_Document section_
Bali continues to make headlines. The rough positions are becoming clear. China’s playing hardball – no mandatory cuts, West has to cut first and most deeply. The New York Times‘ Andy Revkin has a couple of good Bali posts on his blog: the first suggests that the IPCC may have to revise its goal for the next report – updating AR4 for the conclusion of the post-Kyoto process in 2009, while the second looks at what’s going on around the negotiations. Meanwhile, 200 scientists from around the world, coordinated by the Climate Change Research Centre at the University of New South Wales, issued a statement calling on the conference to aim for emissions cuts of at least 50% by 2050 [Herald, Globe & Mail (Canada)].
Meanwhile, there’s lots more below the fold (as they say on the broadsheets)….

_Instructions_
• 1. According to the post on the Bali climate talks, what emissions cut did the 200 scientists urge the conference to aim for?
• 2. Write the next part of the post on the Bali climate talks, picking up after its final sentence.
The entries have no connection to the post on the Bali climate talks.

_Record list_
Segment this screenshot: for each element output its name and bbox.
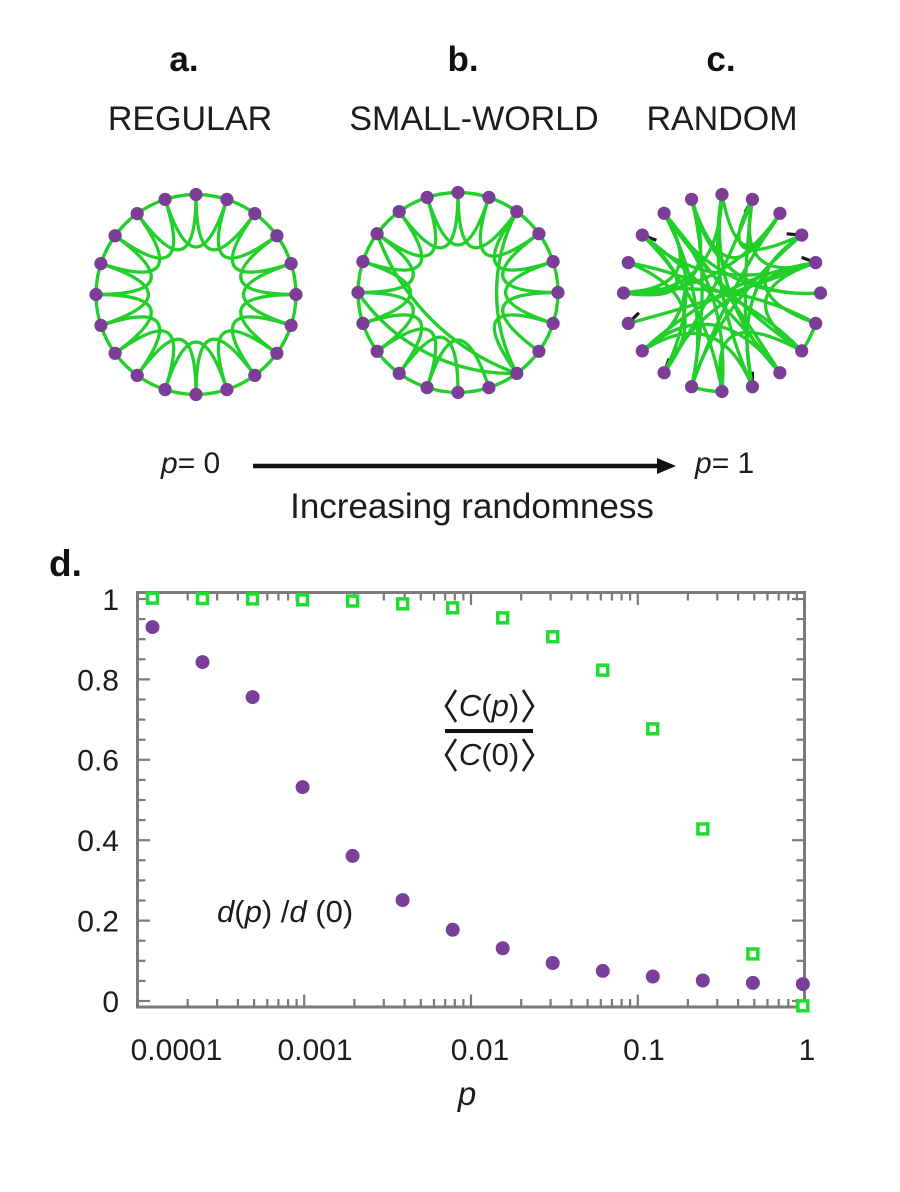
svg-text:a.: a. [169,40,198,79]
svg-text:0.001: 0.001 [277,1034,352,1067]
svg-text:0.4: 0.4 [77,825,119,858]
svg-text:0.01: 0.01 [451,1034,509,1067]
svg-text:RANDOM: RANDOM [646,100,797,138]
svg-text:1: 1 [102,584,119,617]
svg-text:b.: b. [447,40,478,79]
svg-text:0: 0 [102,986,119,1019]
svg-text:0.6: 0.6 [77,745,119,778]
svg-text:1: 1 [799,1034,816,1067]
svg-text:p= 1: p= 1 [694,447,754,480]
svg-text:d.: d. [49,543,82,584]
svg-text:Increasing randomness: Increasing randomness [290,487,654,526]
svg-text:p: p [457,1075,476,1112]
svg-text:C(p): C(p) [459,688,519,723]
svg-text:0.0001: 0.0001 [131,1034,223,1067]
svg-text:d(p) /d (0): d(p) /d (0) [217,894,353,929]
svg-text:SMALL-WORLD: SMALL-WORLD [349,100,598,138]
svg-text:C(0): C(0) [459,737,519,772]
svg-text:p= 0: p= 0 [160,447,220,480]
svg-text:0.8: 0.8 [77,664,119,697]
svg-text:0.1: 0.1 [623,1034,665,1067]
svg-text:REGULAR: REGULAR [108,100,272,138]
svg-text:c.: c. [706,40,735,79]
svg-text:0.2: 0.2 [77,906,119,939]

_Answers provided_
• 1. At least 50% by 2050.

• 2.
- Science: A paper to be published in Nature Geoscience finds that the sub-tropics have expanded 2Âº towards the poles – something expected to happen, but not so quickly. This could cause desert areas to move north and south, and affect storm tracks [Reuters, Sydney Morning Herald, Independent (UK), Telegraph(UK)]. New research suggests that climate and weather extremes could have a bigger impact on food crops than previously thought, an OECD study suggests that city-scale flooding could be a big problem by the 2070s, the BBC celebrates 50 years of the Keeling Curve (the atmospheric CO2 chart), and you can watch James Hansen explaining why he’s worried about the pace of climate change, and offering some solutions in a recent talk at Caltech (link via Andrew W in the comments). It includes a proposal to create two massive lakes – one based on Hudson Bay, the other in northern Russia – which would take 2m of sea level rise, and give coastal populations more time to adapt.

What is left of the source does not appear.